**Request:**
Extract every entry word for word.
....................
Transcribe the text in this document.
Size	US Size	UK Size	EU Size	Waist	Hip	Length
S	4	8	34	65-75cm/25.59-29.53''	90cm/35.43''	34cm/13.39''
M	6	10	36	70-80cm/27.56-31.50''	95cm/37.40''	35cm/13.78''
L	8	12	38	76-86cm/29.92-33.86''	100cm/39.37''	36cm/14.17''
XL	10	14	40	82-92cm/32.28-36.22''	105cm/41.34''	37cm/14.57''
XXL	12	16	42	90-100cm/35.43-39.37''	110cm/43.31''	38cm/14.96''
....................
**Result below:**
Transcribe the text in this document.
Size	US Size	UK Size	EU Size	Waist	Hip	Length
S	4	8	34	65-75cm/25.59-29.53''	90cm/35.43''	34cm/13.39''
M	6	10	36	70-80cm/27.56-31.50''	95cm/37.40''	35cm/13.78''
L	8	12	38	76-86cm/29.92-33.86''	100cm/39.37''	36cm/14.17''
XL	10	14	40	82-92cm/32.28-36.22''	105cm/41.34''	37cm/14.57''
XXL	12	16	42	90-100cm/35.43-39.37''	110cm/43.31''	38cm/14.96''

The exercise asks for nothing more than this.